> [Aim]: Each record needs to be echoed exactly; can you do that?

* BEGIN Dataset rows *

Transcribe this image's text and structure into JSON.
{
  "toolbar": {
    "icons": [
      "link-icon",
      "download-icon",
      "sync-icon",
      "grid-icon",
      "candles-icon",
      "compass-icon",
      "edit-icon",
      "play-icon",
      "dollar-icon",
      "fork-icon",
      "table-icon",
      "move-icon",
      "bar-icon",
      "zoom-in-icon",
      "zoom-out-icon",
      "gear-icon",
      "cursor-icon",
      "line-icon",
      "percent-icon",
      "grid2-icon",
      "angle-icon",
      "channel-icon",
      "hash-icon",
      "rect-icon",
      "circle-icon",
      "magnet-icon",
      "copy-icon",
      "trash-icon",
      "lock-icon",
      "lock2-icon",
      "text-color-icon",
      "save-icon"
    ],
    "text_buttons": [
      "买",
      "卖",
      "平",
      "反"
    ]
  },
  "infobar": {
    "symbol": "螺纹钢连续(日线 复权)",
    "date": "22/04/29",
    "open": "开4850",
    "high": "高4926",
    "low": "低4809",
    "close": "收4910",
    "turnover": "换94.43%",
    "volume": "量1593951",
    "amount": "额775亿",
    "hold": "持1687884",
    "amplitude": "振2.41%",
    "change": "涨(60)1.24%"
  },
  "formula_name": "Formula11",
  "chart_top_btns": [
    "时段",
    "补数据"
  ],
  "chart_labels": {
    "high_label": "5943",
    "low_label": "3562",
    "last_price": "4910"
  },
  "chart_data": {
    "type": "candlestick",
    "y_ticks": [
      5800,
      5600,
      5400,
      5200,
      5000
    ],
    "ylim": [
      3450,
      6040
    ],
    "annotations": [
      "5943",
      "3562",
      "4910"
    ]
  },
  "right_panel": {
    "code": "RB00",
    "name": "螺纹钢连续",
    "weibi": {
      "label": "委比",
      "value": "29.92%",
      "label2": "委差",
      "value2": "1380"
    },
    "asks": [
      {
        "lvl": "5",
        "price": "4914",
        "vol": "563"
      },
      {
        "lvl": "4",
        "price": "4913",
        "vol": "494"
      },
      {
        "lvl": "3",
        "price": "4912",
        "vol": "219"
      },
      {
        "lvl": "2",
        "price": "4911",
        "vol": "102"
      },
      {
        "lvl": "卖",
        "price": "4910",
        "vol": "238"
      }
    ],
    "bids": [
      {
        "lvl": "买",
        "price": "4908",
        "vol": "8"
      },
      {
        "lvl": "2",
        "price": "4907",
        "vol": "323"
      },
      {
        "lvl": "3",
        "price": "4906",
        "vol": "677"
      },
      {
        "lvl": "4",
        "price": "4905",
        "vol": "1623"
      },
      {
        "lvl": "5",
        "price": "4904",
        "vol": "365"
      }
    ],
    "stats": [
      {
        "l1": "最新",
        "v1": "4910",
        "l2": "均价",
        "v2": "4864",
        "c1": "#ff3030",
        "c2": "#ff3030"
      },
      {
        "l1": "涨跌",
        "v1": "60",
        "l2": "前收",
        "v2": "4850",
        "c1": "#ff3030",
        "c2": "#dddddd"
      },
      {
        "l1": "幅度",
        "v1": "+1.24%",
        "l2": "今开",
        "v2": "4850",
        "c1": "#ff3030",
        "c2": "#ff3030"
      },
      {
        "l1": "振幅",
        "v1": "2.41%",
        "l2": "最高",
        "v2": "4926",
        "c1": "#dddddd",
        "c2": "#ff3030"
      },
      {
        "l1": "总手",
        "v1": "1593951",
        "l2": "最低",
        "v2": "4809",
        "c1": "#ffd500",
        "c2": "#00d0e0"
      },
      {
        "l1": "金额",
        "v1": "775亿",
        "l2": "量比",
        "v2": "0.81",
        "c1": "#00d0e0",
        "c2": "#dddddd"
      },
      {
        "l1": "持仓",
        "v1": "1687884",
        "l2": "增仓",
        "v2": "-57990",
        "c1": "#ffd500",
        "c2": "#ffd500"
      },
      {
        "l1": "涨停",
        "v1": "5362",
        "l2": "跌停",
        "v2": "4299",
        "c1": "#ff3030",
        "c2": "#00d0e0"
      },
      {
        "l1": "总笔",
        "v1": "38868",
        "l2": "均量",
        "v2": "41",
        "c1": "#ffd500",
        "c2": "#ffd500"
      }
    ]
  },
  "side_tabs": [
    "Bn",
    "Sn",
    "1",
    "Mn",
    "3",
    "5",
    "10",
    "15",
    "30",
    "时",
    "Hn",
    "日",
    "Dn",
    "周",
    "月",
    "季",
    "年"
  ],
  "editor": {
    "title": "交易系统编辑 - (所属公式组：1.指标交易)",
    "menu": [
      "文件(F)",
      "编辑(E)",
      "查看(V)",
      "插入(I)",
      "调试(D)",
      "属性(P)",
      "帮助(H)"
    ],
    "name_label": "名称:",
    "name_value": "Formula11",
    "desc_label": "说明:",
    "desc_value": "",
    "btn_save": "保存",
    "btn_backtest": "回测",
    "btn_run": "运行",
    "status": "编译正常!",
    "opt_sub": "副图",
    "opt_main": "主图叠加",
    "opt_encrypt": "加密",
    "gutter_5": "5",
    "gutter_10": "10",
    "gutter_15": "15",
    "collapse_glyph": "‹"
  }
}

* END Dataset rows *

> [Task answer]:
Transcribe this image's text and structure into JSON.
{
  "toolbar": {
    "icons": [
      "link-icon",
      "download-icon",
      "sync-icon",
      "grid-icon",
      "candles-icon",
      "compass-icon",
      "edit-icon",
      "play-icon",
      "dollar-icon",
      "fork-icon",
      "table-icon",
      "move-icon",
      "bar-icon",
      "zoom-in-icon",
      "zoom-out-icon",
      "gear-icon",
      "cursor-icon",
      "line-icon",
      "percent-icon",
      "grid2-icon",
      "angle-icon",
      "channel-icon",
      "hash-icon",
      "rect-icon",
      "circle-icon",
      "magnet-icon",
      "copy-icon",
      "trash-icon",
      "lock-icon",
      "lock2-icon",
      "text-color-icon",
      "save-icon"
    ],
    "text_buttons": [
      "买",
      "卖",
      "平",
      "反"
    ]
  },
  "infobar": {
    "symbol": "螺纹钢连续(日线 复权)",
    "date": "22/04/29",
    "open": "开4850",
    "high": "高4926",
    "low": "低4809",
    "close": "收4910",
    "turnover": "换94.43%",
    "volume": "量1593951",
    "amount": "额775亿",
    "hold": "持1687884",
    "amplitude": "振2.41%",
    "change": "涨(60)1.24%"
  },
  "formula_name": "Formula11",
  "chart_top_btns": [
    "时段",
    "补数据"
  ],
  "chart_labels": {
    "high_label": "5943",
    "low_label": "3562",
    "last_price": "4910"
  },
  "chart_data": {
    "type": "candlestick",
    "y_ticks": [
      5800,
      5600,
      5400,
      5200,
      5000
    ],
    "ylim": [
      3450,
      6040
    ],
    "annotations": [
      "5943",
      "3562",
      "4910"
    ]
  },
  "right_panel": {
    "code": "RB00",
    "name": "螺纹钢连续",
    "weibi": {
      "label": "委比",
      "value": "29.92%",
      "label2": "委差",
      "value2": "1380"
    },
    "asks": [
      {
        "lvl": "5",
        "price": "4914",
        "vol": "563"
      },
      {
        "lvl": "4",
        "price": "4913",
        "vol": "494"
      },
      {
        "lvl": "3",
        "price": "4912",
        "vol": "219"
      },
      {
        "lvl": "2",
        "price": "4911",
        "vol": "102"
      },
      {
        "lvl": "卖",
        "price": "4910",
        "vol": "238"
      }
    ],
    "bids": [
      {
        "lvl": "买",
        "price": "4908",
        "vol": "8"
      },
      {
        "lvl": "2",
        "price": "4907",
        "vol": "323"
      },
      {
        "lvl": "3",
        "price": "4906",
        "vol": "677"
      },
      {
        "lvl": "4",
        "price": "4905",
        "vol": "1623"
      },
      {
        "lvl": "5",
        "price": "4904",
        "vol": "365"
      }
    ],
    "stats": [
      {
        "l1": "最新",
        "v1": "4910",
        "l2": "均价",
        "v2": "4864",
        "c1": "#ff3030",
        "c2": "#ff3030"
      },
      {
        "l1": "涨跌",
        "v1": "60",
        "l2": "前收",
        "v2": "4850",
        "c1": "#ff3030",
        "c2": "#dddddd"
      },
      {
        "l1": "幅度",
        "v1": "+1.24%",
        "l2": "今开",
        "v2": "4850",
        "c1": "#ff3030",
        "c2": "#ff3030"
      },
      {
        "l1": "振幅",
        "v1": "2.41%",
        "l2": "最高",
        "v2": "4926",
        "c1": "#dddddd",
        "c2": "#ff3030"
      },
      {
        "l1": "总手",
        "v1": "1593951",
        "l2": "最低",
        "v2": "4809",
        "c1": "#ffd500",
        "c2": "#00d0e0"
      },
      {
        "l1": "金额",
        "v1": "775亿",
        "l2": "量比",
        "v2": "0.81",
        "c1": "#00d0e0",
        "c2": "#dddddd"
      },
      {
        "l1": "持仓",
        "v1": "1687884",
        "l2": "增仓",
        "v2": "-57990",
        "c1": "#ffd500",
        "c2": "#ffd500"
      },
      {
        "l1": "涨停",
        "v1": "5362",
        "l2": "跌停",
        "v2": "4299",
        "c1": "#ff3030",
        "c2": "#00d0e0"
      },
      {
        "l1": "总笔",
        "v1": "38868",
        "l2": "均量",
        "v2": "41",
        "c1": "#ffd500",
        "c2": "#ffd500"
      }
    ]
  },
  "side_tabs": [
    "Bn",
    "Sn",
    "1",
    "Mn",
    "3",
    "5",
    "10",
    "15",
    "30",
    "时",
    "Hn",
    "日",
    "Dn",
    "周",
    "月",
    "季",
    "年"
  ],
  "editor": {
    "title": "交易系统编辑 - (所属公式组：1.指标交易)",
    "menu": [
      "文件(F)",
      "编辑(E)",
      "查看(V)",
      "插入(I)",
      "调试(D)",
      "属性(P)",
      "帮助(H)"
    ],
    "name_label": "名称:",
    "name_value": "Formula11",
    "desc_label": "说明:",
    "desc_value": "",
    "btn_save": "保存",
    "btn_backtest": "回测",
    "btn_run": "运行",
    "status": "编译正常!",
    "opt_sub": "副图",
    "opt_main": "主图叠加",
    "opt_encrypt": "加密",
    "gutter_5": "5",
    "gutter_10": "10",
    "gutter_15": "15",
    "collapse_glyph": "‹"
  }
}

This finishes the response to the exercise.